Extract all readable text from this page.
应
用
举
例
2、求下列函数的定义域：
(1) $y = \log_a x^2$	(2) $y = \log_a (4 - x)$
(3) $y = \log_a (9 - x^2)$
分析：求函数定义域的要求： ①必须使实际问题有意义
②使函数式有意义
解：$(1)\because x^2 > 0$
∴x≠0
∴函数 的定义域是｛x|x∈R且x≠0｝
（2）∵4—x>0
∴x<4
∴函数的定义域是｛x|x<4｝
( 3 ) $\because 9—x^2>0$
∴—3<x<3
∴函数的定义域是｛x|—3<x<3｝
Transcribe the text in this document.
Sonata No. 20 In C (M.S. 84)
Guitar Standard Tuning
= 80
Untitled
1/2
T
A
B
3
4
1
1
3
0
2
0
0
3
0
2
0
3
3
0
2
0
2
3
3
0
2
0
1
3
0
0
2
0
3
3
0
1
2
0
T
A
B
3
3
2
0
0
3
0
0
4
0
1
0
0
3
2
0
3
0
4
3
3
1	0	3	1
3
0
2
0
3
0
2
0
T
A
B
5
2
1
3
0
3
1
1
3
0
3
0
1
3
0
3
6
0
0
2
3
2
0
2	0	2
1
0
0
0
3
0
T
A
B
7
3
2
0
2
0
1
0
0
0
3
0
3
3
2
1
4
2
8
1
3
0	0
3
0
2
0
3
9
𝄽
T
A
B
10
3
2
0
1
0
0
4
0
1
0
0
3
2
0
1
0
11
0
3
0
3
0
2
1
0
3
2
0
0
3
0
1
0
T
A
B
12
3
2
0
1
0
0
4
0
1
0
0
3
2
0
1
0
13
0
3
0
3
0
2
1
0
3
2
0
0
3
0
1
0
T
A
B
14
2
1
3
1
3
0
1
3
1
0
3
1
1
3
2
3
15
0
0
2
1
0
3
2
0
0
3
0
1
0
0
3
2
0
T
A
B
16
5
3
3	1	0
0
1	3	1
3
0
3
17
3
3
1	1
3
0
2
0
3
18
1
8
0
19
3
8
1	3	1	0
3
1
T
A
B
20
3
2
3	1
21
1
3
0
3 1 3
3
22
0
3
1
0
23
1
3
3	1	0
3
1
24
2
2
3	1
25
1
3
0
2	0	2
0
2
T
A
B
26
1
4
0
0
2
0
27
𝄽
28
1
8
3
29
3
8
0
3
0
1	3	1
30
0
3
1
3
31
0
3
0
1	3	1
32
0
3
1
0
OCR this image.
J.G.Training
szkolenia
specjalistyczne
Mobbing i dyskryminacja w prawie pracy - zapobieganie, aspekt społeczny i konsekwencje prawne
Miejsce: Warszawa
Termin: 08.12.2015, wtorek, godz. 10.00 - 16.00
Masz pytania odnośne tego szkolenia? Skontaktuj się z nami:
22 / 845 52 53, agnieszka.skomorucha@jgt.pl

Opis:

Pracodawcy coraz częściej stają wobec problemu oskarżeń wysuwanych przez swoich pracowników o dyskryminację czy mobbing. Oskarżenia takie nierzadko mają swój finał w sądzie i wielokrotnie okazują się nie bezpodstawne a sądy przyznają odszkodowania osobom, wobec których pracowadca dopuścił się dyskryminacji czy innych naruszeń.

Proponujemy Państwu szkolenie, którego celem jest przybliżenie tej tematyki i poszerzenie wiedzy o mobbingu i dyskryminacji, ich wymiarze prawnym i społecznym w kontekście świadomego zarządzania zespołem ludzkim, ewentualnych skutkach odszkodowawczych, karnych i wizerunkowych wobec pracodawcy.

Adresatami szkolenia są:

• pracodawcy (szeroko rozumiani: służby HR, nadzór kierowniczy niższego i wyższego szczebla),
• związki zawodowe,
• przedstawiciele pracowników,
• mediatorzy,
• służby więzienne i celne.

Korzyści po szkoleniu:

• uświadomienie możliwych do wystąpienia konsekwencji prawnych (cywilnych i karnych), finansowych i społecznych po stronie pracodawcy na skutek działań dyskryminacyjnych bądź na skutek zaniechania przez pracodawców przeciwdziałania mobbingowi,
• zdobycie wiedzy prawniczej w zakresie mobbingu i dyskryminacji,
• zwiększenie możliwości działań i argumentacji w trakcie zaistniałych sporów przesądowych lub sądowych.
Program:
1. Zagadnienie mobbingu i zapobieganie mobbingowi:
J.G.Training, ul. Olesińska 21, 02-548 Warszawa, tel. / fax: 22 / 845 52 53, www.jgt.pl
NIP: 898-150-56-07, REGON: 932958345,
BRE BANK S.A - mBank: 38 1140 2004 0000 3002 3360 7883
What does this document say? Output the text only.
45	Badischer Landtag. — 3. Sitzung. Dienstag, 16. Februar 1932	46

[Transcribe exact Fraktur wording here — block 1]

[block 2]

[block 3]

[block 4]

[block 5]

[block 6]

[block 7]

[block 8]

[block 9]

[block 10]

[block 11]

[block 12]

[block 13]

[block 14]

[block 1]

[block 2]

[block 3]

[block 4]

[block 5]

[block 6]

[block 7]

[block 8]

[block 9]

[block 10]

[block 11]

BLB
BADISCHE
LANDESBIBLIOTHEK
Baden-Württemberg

------------------------

• Your instructions
In the records, locate each line holding the string "Training" and copy it.

• Answer to the exercise
J.G.Training
J.G.Training, ul. Olesińska 21, 02-548 Warszawa, tel. / fax: 22 / 845 52 53, www.jgt.pl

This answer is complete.